▶ _RECORDS FOR THE EXERCISE_
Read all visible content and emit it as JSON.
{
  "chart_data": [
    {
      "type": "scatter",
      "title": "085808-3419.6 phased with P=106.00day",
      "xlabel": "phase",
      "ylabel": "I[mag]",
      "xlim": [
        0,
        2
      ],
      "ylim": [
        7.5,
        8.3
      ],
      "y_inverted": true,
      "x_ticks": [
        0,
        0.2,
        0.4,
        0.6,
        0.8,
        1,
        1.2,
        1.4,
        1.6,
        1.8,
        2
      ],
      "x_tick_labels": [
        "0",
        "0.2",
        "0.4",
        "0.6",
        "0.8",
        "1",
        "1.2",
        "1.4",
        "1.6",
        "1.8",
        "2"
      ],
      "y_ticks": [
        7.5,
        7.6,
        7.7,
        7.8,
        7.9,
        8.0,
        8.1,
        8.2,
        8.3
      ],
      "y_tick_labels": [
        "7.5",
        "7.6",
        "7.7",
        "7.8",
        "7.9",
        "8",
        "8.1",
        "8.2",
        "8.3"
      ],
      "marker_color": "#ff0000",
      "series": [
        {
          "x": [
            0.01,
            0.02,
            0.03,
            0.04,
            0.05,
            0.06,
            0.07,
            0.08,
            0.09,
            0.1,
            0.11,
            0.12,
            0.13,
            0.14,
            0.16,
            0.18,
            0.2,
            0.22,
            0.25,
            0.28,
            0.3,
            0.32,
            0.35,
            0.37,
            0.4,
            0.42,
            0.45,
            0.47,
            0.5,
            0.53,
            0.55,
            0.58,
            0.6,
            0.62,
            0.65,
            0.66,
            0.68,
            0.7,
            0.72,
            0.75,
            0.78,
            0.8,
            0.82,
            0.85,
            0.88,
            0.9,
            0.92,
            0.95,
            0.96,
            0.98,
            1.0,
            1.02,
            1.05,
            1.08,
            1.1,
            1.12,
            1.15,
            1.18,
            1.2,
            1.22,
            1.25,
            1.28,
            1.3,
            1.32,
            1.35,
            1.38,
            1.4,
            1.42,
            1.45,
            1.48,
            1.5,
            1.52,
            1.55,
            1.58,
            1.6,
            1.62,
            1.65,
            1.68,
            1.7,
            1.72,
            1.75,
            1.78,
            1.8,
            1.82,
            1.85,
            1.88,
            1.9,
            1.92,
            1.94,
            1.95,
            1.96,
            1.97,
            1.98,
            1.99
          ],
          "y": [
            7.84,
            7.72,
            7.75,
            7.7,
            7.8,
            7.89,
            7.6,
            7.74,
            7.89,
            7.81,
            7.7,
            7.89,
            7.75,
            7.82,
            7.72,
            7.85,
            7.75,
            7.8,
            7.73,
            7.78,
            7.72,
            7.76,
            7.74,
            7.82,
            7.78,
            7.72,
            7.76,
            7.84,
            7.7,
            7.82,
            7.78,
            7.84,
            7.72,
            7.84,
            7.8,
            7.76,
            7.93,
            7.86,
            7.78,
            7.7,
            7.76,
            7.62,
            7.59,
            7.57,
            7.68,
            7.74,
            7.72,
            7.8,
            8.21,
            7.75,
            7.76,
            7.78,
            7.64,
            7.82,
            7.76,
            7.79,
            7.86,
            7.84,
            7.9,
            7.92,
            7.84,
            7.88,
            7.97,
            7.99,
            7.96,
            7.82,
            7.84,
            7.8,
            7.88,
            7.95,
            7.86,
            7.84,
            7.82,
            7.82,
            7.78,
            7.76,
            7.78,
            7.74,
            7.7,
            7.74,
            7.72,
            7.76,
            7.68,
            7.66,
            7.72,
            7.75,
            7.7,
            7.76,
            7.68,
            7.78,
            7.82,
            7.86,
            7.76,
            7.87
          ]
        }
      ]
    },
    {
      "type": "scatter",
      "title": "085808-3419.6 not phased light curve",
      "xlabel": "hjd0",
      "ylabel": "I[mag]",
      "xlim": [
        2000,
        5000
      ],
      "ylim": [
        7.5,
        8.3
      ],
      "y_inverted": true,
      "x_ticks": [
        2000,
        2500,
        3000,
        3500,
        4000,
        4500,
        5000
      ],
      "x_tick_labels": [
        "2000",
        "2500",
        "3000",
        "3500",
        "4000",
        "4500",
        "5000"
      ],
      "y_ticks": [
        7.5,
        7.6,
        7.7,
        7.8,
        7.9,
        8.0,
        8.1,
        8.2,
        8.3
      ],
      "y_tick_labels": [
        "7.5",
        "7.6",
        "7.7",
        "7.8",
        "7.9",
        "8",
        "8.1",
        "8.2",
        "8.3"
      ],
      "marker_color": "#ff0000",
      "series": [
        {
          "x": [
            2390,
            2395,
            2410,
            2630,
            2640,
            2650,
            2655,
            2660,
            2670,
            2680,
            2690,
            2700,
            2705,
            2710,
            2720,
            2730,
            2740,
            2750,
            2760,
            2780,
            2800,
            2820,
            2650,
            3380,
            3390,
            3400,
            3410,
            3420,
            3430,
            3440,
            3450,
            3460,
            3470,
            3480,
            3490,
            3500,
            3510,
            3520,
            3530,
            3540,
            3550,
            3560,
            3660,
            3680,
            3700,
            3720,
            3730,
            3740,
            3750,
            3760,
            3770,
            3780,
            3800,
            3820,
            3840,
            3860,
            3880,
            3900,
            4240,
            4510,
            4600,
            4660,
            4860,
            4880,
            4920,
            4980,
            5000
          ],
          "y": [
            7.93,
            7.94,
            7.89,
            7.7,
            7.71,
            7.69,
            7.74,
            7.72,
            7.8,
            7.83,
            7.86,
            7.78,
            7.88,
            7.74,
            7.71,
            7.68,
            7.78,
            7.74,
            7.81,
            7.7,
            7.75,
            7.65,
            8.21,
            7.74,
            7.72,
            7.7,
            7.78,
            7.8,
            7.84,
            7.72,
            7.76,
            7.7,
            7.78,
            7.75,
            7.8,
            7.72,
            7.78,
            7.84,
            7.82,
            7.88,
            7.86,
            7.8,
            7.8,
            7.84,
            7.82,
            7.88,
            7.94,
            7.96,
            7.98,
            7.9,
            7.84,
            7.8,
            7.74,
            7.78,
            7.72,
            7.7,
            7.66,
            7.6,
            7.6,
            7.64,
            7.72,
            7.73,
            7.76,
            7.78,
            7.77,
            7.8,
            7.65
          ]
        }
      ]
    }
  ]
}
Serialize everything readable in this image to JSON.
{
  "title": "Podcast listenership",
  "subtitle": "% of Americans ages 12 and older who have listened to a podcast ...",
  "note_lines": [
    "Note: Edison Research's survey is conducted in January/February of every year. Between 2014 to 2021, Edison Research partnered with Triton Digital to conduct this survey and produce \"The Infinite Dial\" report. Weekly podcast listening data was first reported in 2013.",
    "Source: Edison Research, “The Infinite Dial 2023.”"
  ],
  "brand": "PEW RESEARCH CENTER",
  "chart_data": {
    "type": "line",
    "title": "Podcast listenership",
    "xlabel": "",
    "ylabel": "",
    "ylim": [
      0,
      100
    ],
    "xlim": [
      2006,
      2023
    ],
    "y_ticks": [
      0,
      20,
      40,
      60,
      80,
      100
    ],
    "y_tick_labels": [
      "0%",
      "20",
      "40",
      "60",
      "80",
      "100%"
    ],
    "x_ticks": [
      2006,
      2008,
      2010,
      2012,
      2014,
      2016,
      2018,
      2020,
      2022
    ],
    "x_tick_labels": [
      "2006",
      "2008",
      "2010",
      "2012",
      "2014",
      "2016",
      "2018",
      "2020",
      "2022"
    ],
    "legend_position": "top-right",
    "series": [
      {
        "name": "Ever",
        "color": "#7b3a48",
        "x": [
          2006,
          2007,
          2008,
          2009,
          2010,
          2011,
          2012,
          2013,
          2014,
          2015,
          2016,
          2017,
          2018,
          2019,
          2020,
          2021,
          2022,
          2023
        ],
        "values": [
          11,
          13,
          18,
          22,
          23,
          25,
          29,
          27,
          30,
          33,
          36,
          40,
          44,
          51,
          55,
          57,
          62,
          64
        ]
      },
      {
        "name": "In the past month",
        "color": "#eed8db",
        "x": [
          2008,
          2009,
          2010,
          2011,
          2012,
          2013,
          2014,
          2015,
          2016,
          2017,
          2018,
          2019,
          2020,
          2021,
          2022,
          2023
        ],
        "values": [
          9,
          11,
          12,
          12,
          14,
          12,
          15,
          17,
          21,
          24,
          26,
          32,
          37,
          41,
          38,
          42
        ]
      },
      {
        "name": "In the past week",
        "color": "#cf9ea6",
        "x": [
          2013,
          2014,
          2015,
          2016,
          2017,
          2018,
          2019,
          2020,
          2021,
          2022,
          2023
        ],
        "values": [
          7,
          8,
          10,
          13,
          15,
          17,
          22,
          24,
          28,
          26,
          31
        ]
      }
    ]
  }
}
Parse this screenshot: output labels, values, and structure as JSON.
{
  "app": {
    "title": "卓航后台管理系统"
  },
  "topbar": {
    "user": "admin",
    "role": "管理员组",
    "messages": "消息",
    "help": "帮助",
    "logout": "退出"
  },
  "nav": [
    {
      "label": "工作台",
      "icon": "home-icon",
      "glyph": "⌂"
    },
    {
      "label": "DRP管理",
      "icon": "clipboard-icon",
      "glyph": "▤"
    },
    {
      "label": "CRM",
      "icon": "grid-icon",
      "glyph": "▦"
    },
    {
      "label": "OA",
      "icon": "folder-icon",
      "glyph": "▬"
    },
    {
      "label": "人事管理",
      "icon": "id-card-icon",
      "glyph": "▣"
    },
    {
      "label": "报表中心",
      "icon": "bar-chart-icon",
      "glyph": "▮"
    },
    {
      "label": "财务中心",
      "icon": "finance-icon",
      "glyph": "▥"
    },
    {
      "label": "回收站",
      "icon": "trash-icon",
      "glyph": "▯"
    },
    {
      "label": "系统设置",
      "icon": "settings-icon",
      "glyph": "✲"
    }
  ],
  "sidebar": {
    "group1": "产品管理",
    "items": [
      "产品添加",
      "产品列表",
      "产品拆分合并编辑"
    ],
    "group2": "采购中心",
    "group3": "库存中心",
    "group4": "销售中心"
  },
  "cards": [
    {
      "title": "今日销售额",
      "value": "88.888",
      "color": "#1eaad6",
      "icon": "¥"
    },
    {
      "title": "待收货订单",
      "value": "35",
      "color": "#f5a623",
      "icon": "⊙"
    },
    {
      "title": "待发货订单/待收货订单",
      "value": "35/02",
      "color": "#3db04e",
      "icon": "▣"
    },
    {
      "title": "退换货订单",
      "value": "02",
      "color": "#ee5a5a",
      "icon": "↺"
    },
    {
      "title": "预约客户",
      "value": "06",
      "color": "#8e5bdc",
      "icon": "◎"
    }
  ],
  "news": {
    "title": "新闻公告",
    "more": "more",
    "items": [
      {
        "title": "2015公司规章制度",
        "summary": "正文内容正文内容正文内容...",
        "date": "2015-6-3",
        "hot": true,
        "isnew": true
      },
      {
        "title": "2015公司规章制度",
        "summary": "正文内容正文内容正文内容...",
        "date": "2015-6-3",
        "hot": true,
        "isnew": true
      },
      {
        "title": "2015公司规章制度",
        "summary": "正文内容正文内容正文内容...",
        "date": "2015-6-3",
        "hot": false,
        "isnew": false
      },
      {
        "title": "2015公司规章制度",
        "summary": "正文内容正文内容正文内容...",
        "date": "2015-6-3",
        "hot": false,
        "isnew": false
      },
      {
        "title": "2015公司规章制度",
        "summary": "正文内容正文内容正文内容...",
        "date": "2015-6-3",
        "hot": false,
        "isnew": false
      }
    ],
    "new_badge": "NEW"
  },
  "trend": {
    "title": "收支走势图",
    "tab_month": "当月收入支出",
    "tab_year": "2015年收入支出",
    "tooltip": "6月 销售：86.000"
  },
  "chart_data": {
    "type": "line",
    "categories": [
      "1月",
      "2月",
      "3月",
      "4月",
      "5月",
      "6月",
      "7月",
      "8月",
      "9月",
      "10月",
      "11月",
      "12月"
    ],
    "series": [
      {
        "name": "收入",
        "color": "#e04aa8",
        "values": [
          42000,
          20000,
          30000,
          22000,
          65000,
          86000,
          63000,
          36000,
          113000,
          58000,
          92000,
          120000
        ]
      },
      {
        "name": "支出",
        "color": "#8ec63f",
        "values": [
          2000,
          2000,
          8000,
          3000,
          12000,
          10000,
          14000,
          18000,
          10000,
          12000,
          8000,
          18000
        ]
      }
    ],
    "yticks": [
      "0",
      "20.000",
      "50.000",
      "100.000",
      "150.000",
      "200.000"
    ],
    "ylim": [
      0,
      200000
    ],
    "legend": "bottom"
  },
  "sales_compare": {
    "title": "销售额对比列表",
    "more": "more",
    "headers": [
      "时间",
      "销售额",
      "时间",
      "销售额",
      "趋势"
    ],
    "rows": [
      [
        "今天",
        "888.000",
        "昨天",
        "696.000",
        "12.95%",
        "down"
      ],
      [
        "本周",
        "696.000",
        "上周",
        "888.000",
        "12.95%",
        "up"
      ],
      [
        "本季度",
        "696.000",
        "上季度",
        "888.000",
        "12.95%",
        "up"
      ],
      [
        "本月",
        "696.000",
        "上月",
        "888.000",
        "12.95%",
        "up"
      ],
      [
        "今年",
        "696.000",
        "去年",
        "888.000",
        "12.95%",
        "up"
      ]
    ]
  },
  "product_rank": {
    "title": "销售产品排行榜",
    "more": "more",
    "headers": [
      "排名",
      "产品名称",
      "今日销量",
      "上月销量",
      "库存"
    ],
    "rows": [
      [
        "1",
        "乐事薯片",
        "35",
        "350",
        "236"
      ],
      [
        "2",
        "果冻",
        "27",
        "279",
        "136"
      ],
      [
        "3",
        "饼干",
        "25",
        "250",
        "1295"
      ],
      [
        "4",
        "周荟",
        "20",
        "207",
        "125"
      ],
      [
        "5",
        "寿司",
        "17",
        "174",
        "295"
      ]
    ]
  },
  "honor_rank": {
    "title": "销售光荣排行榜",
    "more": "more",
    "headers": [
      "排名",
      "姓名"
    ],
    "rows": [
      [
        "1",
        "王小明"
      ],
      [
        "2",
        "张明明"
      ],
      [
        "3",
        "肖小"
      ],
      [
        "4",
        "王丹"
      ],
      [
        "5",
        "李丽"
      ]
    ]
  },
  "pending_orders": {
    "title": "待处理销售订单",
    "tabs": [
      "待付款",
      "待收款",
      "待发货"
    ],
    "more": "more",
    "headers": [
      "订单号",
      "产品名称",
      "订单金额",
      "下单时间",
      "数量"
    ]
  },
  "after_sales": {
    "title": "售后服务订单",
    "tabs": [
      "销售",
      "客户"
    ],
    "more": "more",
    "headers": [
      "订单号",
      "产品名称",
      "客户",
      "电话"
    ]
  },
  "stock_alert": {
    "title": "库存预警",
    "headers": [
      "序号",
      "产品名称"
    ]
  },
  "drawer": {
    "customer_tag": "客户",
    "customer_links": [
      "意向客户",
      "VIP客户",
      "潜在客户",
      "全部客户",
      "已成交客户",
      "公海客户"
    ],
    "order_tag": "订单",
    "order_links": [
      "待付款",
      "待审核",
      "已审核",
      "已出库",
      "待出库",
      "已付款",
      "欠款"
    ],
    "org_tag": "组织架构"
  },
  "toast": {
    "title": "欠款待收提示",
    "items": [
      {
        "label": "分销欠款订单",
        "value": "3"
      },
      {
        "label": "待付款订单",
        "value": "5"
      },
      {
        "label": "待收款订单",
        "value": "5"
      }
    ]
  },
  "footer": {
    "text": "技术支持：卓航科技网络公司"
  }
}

▶ _TASK PROMPT_
Scan the listing above. Gather each line that contains the word "phased".

▶ _SOLUTION_
      "title": "085808-3419.6 phased with P=106.00day",
      "title": "085808-3419.6 not phased light curve",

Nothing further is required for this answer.